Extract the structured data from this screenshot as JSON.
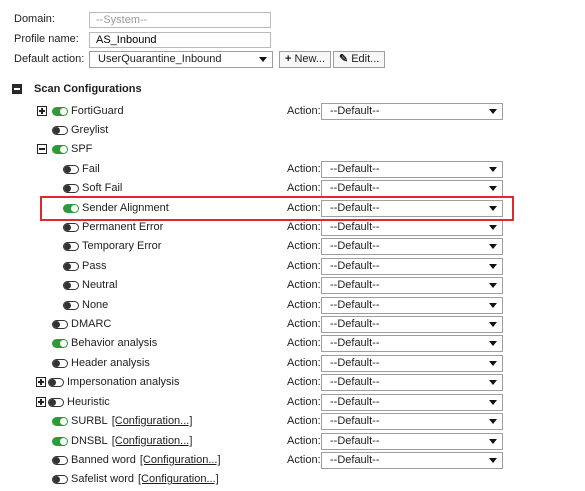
{
  "form": {
    "domain_label": "Domain:",
    "domain_value": "--System--",
    "profile_label": "Profile name:",
    "profile_value": "AS_Inbound",
    "default_action_label": "Default action:",
    "default_action_value": "UserQuarantine_Inbound",
    "new_button": "New...",
    "edit_button": "Edit..."
  },
  "scan_title": "Scan Configurations",
  "action_label": "Action:",
  "default_option": "--Default--",
  "items": [
    {
      "label": "FortiGuard",
      "on": true,
      "expander": "plus",
      "action": true
    },
    {
      "label": "Greylist",
      "on": false,
      "action": false
    },
    {
      "label": "SPF",
      "on": true,
      "expander": "minus",
      "action": false
    },
    {
      "label": "Fail",
      "on": false,
      "action": true
    },
    {
      "label": "Soft Fail",
      "on": false,
      "action": true
    },
    {
      "label": "Sender Alignment",
      "on": true,
      "action": true,
      "highlighted": true
    },
    {
      "label": "Permanent Error",
      "on": false,
      "action": true
    },
    {
      "label": "Temporary Error",
      "on": false,
      "action": true
    },
    {
      "label": "Pass",
      "on": false,
      "action": true
    },
    {
      "label": "Neutral",
      "on": false,
      "action": true
    },
    {
      "label": "None",
      "on": false,
      "action": true
    },
    {
      "label": "DMARC",
      "on": false,
      "action": true
    },
    {
      "label": "Behavior analysis",
      "on": true,
      "action": true
    },
    {
      "label": "Header analysis",
      "on": false,
      "action": true
    },
    {
      "label": "Impersonation analysis",
      "on": false,
      "expander": "plus",
      "action": true
    },
    {
      "label": "Heuristic",
      "on": false,
      "expander": "plus",
      "action": true
    },
    {
      "label": "SURBL",
      "on": true,
      "action": true,
      "config": "[Configuration...]"
    },
    {
      "label": "DNSBL",
      "on": true,
      "action": true,
      "config": "[Configuration...]"
    },
    {
      "label": "Banned word",
      "on": false,
      "action": true,
      "config": "[Configuration...]"
    },
    {
      "label": "Safelist word",
      "on": false,
      "action": false,
      "config": "[Configuration...]"
    }
  ],
  "colors": {
    "toggle_on": "#2e9a3b",
    "highlight": "#e0282e"
  }
}
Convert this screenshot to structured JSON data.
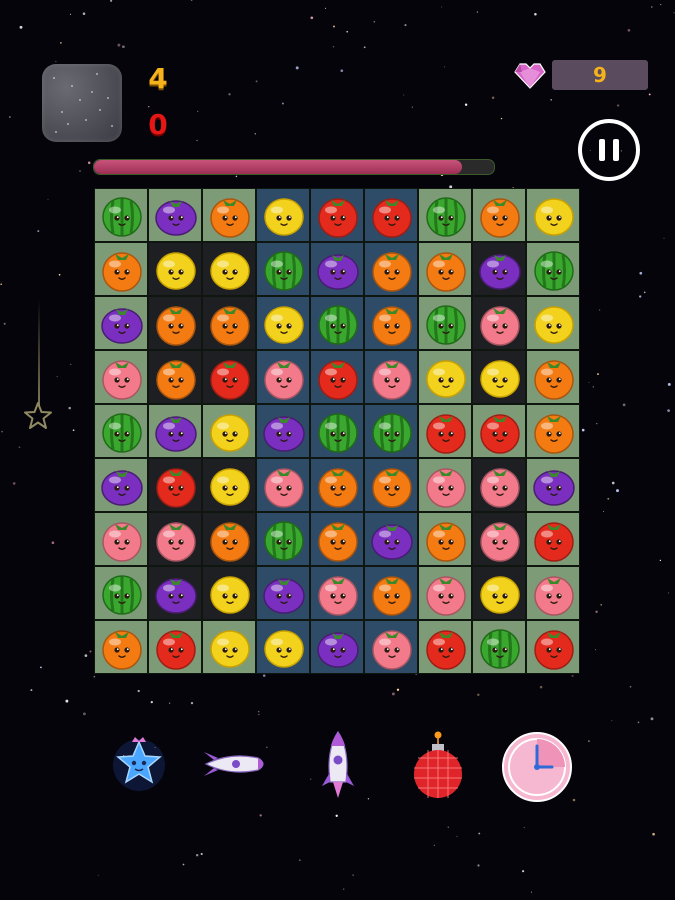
{
  "hud": {
    "score_top": "4",
    "score_bottom": "0",
    "gem_count": "9",
    "progress": 0.92
  },
  "colors": {
    "score_top": "#f5b21b",
    "score_bottom": "#e41616",
    "progress_fill": "#c8537a",
    "cell_green": "#7e9b78",
    "cell_dark": "#1d1f22",
    "cell_blue": "#2e4b68"
  },
  "icons": {
    "pause": "pause-icon",
    "gem": "heart-gem-icon",
    "star": "star-outline-icon"
  },
  "board": {
    "grid": [
      [
        "watermelon",
        "grape",
        "orange",
        "lemon",
        "tomato",
        "tomato",
        "watermelon",
        "orange",
        "lemon"
      ],
      [
        "orange",
        "lemon",
        "lemon",
        "watermelon",
        "grape",
        "orange",
        "orange",
        "grape",
        "watermelon"
      ],
      [
        "grape",
        "orange",
        "orange",
        "lemon",
        "watermelon",
        "orange",
        "watermelon",
        "peach",
        "lemon"
      ],
      [
        "peach",
        "orange",
        "tomato",
        "peach",
        "tomato",
        "peach",
        "lemon",
        "lemon",
        "orange"
      ],
      [
        "watermelon",
        "grape",
        "lemon",
        "grape",
        "watermelon",
        "watermelon",
        "tomato",
        "tomato",
        "orange"
      ],
      [
        "grape",
        "tomato",
        "lemon",
        "peach",
        "orange",
        "orange",
        "peach",
        "peach",
        "grape"
      ],
      [
        "peach",
        "peach",
        "orange",
        "watermelon",
        "orange",
        "grape",
        "orange",
        "peach",
        "tomato"
      ],
      [
        "watermelon",
        "grape",
        "lemon",
        "grape",
        "peach",
        "orange",
        "peach",
        "lemon",
        "peach"
      ],
      [
        "orange",
        "tomato",
        "lemon",
        "lemon",
        "grape",
        "peach",
        "tomato",
        "watermelon",
        "tomato"
      ]
    ],
    "tiles": [
      [
        "g",
        "g",
        "g",
        "b",
        "b",
        "b",
        "g",
        "g",
        "g"
      ],
      [
        "g",
        "d",
        "d",
        "b",
        "b",
        "b",
        "g",
        "d",
        "g"
      ],
      [
        "g",
        "d",
        "d",
        "b",
        "b",
        "b",
        "g",
        "d",
        "g"
      ],
      [
        "g",
        "d",
        "d",
        "b",
        "b",
        "b",
        "g",
        "d",
        "g"
      ],
      [
        "g",
        "g",
        "g",
        "b",
        "b",
        "b",
        "g",
        "g",
        "g"
      ],
      [
        "g",
        "d",
        "d",
        "b",
        "b",
        "b",
        "g",
        "d",
        "g"
      ],
      [
        "g",
        "d",
        "d",
        "b",
        "b",
        "b",
        "g",
        "d",
        "g"
      ],
      [
        "g",
        "d",
        "d",
        "b",
        "b",
        "b",
        "g",
        "d",
        "g"
      ],
      [
        "g",
        "g",
        "g",
        "b",
        "b",
        "b",
        "g",
        "g",
        "g"
      ]
    ],
    "fruit_colors": {
      "watermelon": "#3aa82e",
      "grape": "#7a2fc0",
      "orange": "#f47a12",
      "lemon": "#f2d21c",
      "tomato": "#e42a1c",
      "peach": "#f27a8a"
    }
  },
  "boosters": [
    "star-booster",
    "rocket-horizontal-booster",
    "rocket-vertical-booster",
    "disco-bomb-booster",
    "clock-booster"
  ]
}
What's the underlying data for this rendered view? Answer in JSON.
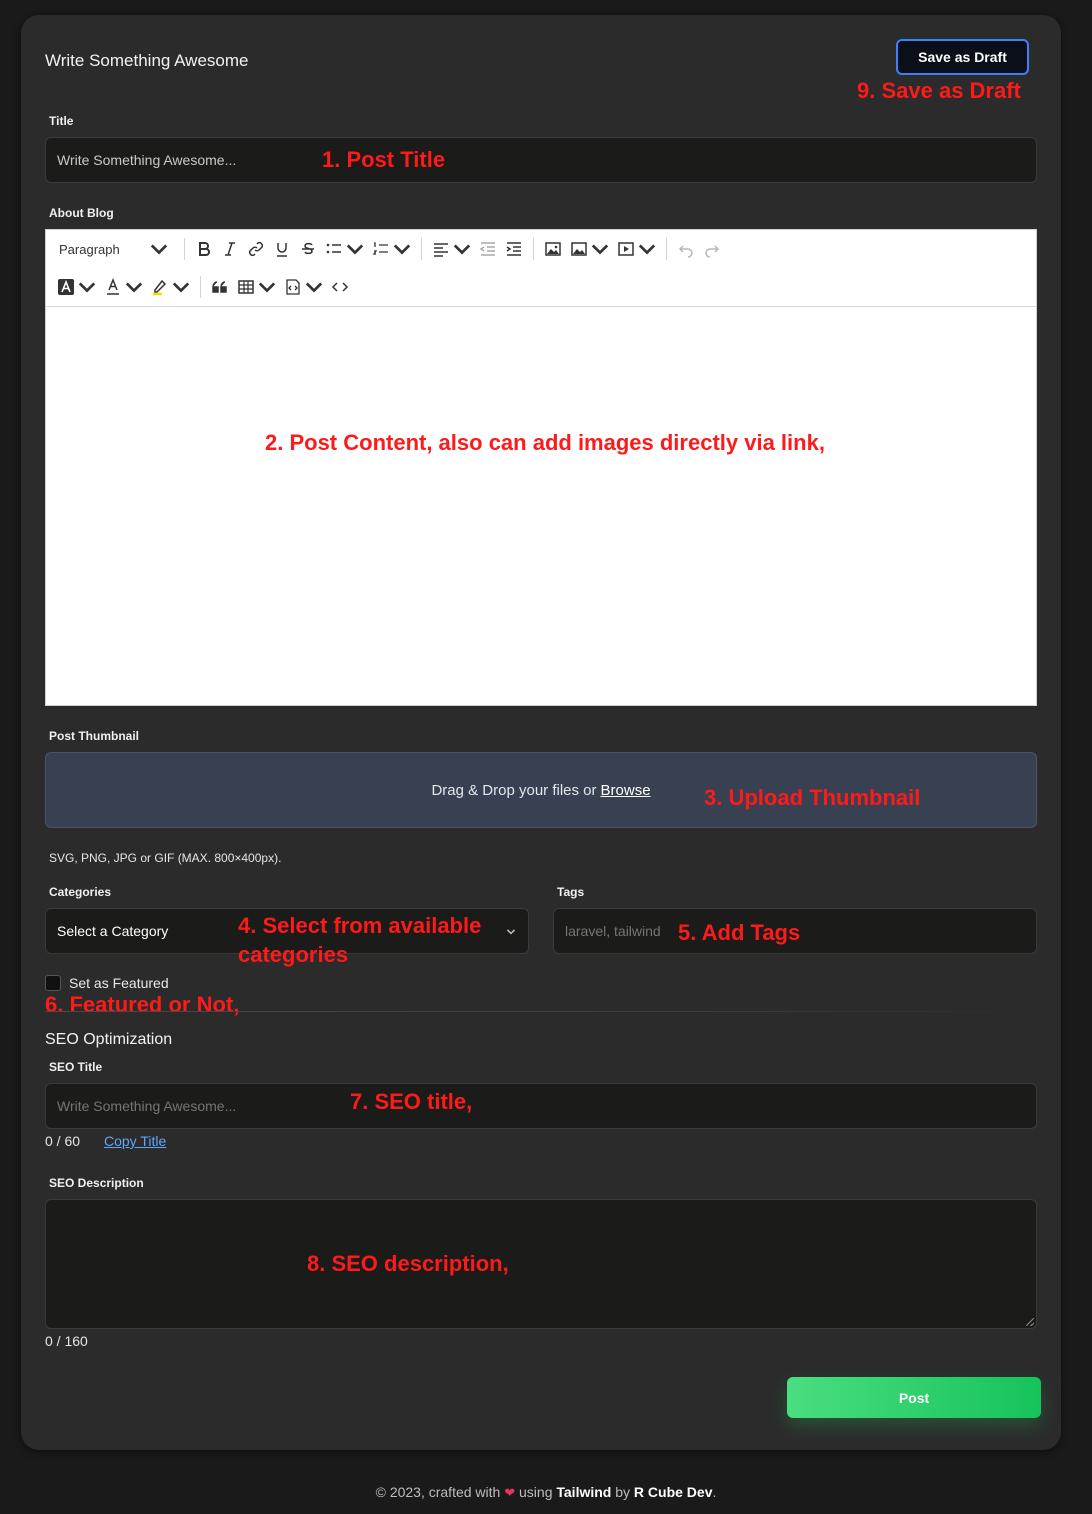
{
  "header": {
    "title": "Write Something Awesome",
    "draft_label": "Save as Draft"
  },
  "title_field": {
    "label": "Title",
    "placeholder": "Write Something Awesome..."
  },
  "editor": {
    "label": "About Blog",
    "paragraph_select": "Paragraph"
  },
  "thumbnail": {
    "label": "Post Thumbnail",
    "drop_text": "Drag & Drop your files or",
    "browse": "Browse",
    "hint": "SVG, PNG, JPG or GIF (MAX. 800×400px)."
  },
  "categories": {
    "label": "Categories",
    "selected": "Select a Category"
  },
  "tags": {
    "label": "Tags",
    "placeholder": "laravel, tailwind"
  },
  "featured": {
    "label": "Set as Featured",
    "checked": false
  },
  "seo": {
    "heading": "SEO Optimization",
    "title_label": "SEO Title",
    "title_placeholder": "Write Something Awesome...",
    "title_counter": "0 / 60",
    "copy_title": "Copy Title",
    "desc_label": "SEO Description",
    "desc_counter": "0 / 160"
  },
  "post_button": "Post",
  "footer": {
    "prefix": "© 2023, crafted with",
    "using": "using",
    "framework": "Tailwind",
    "by": "by",
    "author": "R Cube Dev",
    "suffix": "."
  },
  "annotations": {
    "a1": "1. Post Title",
    "a2": "2. Post Content, also can add images directly via link,",
    "a3": "3. Upload Thumbnail",
    "a4_line1": "4. Select from available",
    "a4_line2": "categories",
    "a5": "5. Add Tags",
    "a6": "6. Featured or Not,",
    "a7": "7. SEO title,",
    "a8": "8. SEO description,",
    "a9": "9. Save as Draft"
  },
  "colors": {
    "page_bg": "#1a1a1a",
    "card_bg": "#2b2b2b",
    "input_bg": "#1b1b19",
    "dropzone_bg": "#374151",
    "accent_blue": "#3b82f6",
    "link_blue": "#60a5fa",
    "post_green": "#22c55e",
    "annotation_red": "#ff1a1a"
  }
}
========================================================================
* _What to work on_:
Exclude the images, then output the data above word for word.

* _Written solution_:
Extract the structured data from this screenshot as JSON.
{
  "form": {
    "domain_label": "Domain:",
    "domain_value": "--System--",
    "profile_label": "Profile name:",
    "profile_value": "AS_Inbound",
    "default_action_label": "Default action:",
    "default_action_value": "UserQuarantine_Inbound",
    "new_button": "New...",
    "edit_button": "Edit..."
  },
  "scan_title": "Scan Configurations",
  "action_label": "Action:",
  "default_option": "--Default--",
  "items": [
    {
      "label": "FortiGuard",
      "on": true,
      "expander": "plus",
      "action": true
    },
    {
      "label": "Greylist",
      "on": false,
      "action": false
    },
    {
      "label": "SPF",
      "on": true,
      "expander": "minus",
      "action": false
    },
    {
      "label": "Fail",
      "on": false,
      "action": true
    },
    {
      "label": "Soft Fail",
      "on": false,
      "action": true
    },
    {
      "label": "Sender Alignment",
      "on": true,
      "action": true,
      "highlighted": true
    },
    {
      "label": "Permanent Error",
      "on": false,
      "action": true
    },
    {
      "label": "Temporary Error",
      "on": false,
      "action": true
    },
    {
      "label": "Pass",
      "on": false,
      "action": true
    },
    {
      "label": "Neutral",
      "on": false,
      "action": true
    },
    {
      "label": "None",
      "on": false,
      "action": true
    },
    {
      "label": "DMARC",
      "on": false,
      "action": true
    },
    {
      "label": "Behavior analysis",
      "on": true,
      "action": true
    },
    {
      "label": "Header analysis",
      "on": false,
      "action": true
    },
    {
      "label": "Impersonation analysis",
      "on": false,
      "expander": "plus",
      "action": true
    },
    {
      "label": "Heuristic",
      "on": false,
      "expander": "plus",
      "action": true
    },
    {
      "label": "SURBL",
      "on": true,
      "action": true,
      "config": "[Configuration...]"
    },
    {
      "label": "DNSBL",
      "on": true,
      "action": true,
      "config": "[Configuration...]"
    },
    {
      "label": "Banned word",
      "on": false,
      "action": true,
      "config": "[Configuration...]"
    },
    {
      "label": "Safelist word",
      "on": false,
      "action": false,
      "config": "[Configuration...]"
    }
  ],
  "colors": {
    "toggle_on": "#2e9a3b",
    "highlight": "#e0282e"
  }
}
Convert this screenshot to structured JSON data.
{
  "hud": {
    "score_top": "4",
    "score_bottom": "0",
    "gem_count": "9",
    "progress": 0.92
  },
  "colors": {
    "score_top": "#f5b21b",
    "score_bottom": "#e41616",
    "progress_fill": "#c8537a",
    "cell_green": "#7e9b78",
    "cell_dark": "#1d1f22",
    "cell_blue": "#2e4b68"
  },
  "icons": {
    "pause": "pause-icon",
    "gem": "heart-gem-icon",
    "star": "star-outline-icon"
  },
  "board": {
    "grid": [
      [
        "watermelon",
        "grape",
        "orange",
        "lemon",
        "tomato",
        "tomato",
        "watermelon",
        "orange",
        "lemon"
      ],
      [
        "orange",
        "lemon",
        "lemon",
        "watermelon",
        "grape",
        "orange",
        "orange",
        "grape",
        "watermelon"
      ],
      [
        "grape",
        "orange",
        "orange",
        "lemon",
        "watermelon",
        "orange",
        "watermelon",
        "peach",
        "lemon"
      ],
      [
        "peach",
        "orange",
        "tomato",
        "peach",
        "tomato",
        "peach",
        "lemon",
        "lemon",
        "orange"
      ],
      [
        "watermelon",
        "grape",
        "lemon",
        "grape",
        "watermelon",
        "watermelon",
        "tomato",
        "tomato",
        "orange"
      ],
      [
        "grape",
        "tomato",
        "lemon",
        "peach",
        "orange",
        "orange",
        "peach",
        "peach",
        "grape"
      ],
      [
        "peach",
        "peach",
        "orange",
        "watermelon",
        "orange",
        "grape",
        "orange",
        "peach",
        "tomato"
      ],
      [
        "watermelon",
        "grape",
        "lemon",
        "grape",
        "peach",
        "orange",
        "peach",
        "lemon",
        "peach"
      ],
      [
        "orange",
        "tomato",
        "lemon",
        "lemon",
        "grape",
        "peach",
        "tomato",
        "watermelon",
        "tomato"
      ]
    ],
    "tiles": [
      [
        "g",
        "g",
        "g",
        "b",
        "b",
        "b",
        "g",
        "g",
        "g"
      ],
      [
        "g",
        "d",
        "d",
        "b",
        "b",
        "b",
        "g",
        "d",
        "g"
      ],
      [
        "g",
        "d",
        "d",
        "b",
        "b",
        "b",
        "g",
        "d",
        "g"
      ],
      [
        "g",
        "d",
        "d",
        "b",
        "b",
        "b",
        "g",
        "d",
        "g"
      ],
      [
        "g",
        "g",
        "g",
        "b",
        "b",
        "b",
        "g",
        "g",
        "g"
      ],
      [
        "g",
        "d",
        "d",
        "b",
        "b",
        "b",
        "g",
        "d",
        "g"
      ],
      [
        "g",
        "d",
        "d",
        "b",
        "b",
        "b",
        "g",
        "d",
        "g"
      ],
      [
        "g",
        "d",
        "d",
        "b",
        "b",
        "b",
        "g",
        "d",
        "g"
      ],
      [
        "g",
        "g",
        "g",
        "b",
        "b",
        "b",
        "g",
        "g",
        "g"
      ]
    ],
    "fruit_colors": {
      "watermelon": "#3aa82e",
      "grape": "#7a2fc0",
      "orange": "#f47a12",
      "lemon": "#f2d21c",
      "tomato": "#e42a1c",
      "peach": "#f27a8a"
    }
  },
  "boosters": [
    "star-booster",
    "rocket-horizontal-booster",
    "rocket-vertical-booster",
    "disco-bomb-booster",
    "clock-booster"
  ]
}
What's the underlying data for this rendered view? Answer in JSON.
{
  "header": {
    "title": "Write Something Awesome",
    "draft_label": "Save as Draft"
  },
  "title_field": {
    "label": "Title",
    "placeholder": "Write Something Awesome..."
  },
  "editor": {
    "label": "About Blog",
    "paragraph_select": "Paragraph"
  },
  "thumbnail": {
    "label": "Post Thumbnail",
    "drop_text": "Drag & Drop your files or",
    "browse": "Browse",
    "hint": "SVG, PNG, JPG or GIF (MAX. 800×400px)."
  },
  "categories": {
    "label": "Categories",
    "selected": "Select a Category"
  },
  "tags": {
    "label": "Tags",
    "placeholder": "laravel, tailwind"
  },
  "featured": {
    "label": "Set as Featured",
    "checked": false
  },
  "seo": {
    "heading": "SEO Optimization",
    "title_label": "SEO Title",
    "title_placeholder": "Write Something Awesome...",
    "title_counter": "0 / 60",
    "copy_title": "Copy Title",
    "desc_label": "SEO Description",
    "desc_counter": "0 / 160"
  },
  "post_button": "Post",
  "footer": {
    "prefix": "© 2023, crafted with",
    "using": "using",
    "framework": "Tailwind",
    "by": "by",
    "author": "R Cube Dev",
    "suffix": "."
  },
  "annotations": {
    "a1": "1. Post Title",
    "a2": "2. Post Content, also can add images directly via link,",
    "a3": "3. Upload Thumbnail",
    "a4_line1": "4. Select from available",
    "a4_line2": "categories",
    "a5": "5. Add Tags",
    "a6": "6. Featured or Not,",
    "a7": "7. SEO title,",
    "a8": "8. SEO description,",
    "a9": "9. Save as Draft"
  },
  "colors": {
    "page_bg": "#1a1a1a",
    "card_bg": "#2b2b2b",
    "input_bg": "#1b1b19",
    "dropzone_bg": "#374151",
    "accent_blue": "#3b82f6",
    "link_blue": "#60a5fa",
    "post_green": "#22c55e",
    "annotation_red": "#ff1a1a"
  }
}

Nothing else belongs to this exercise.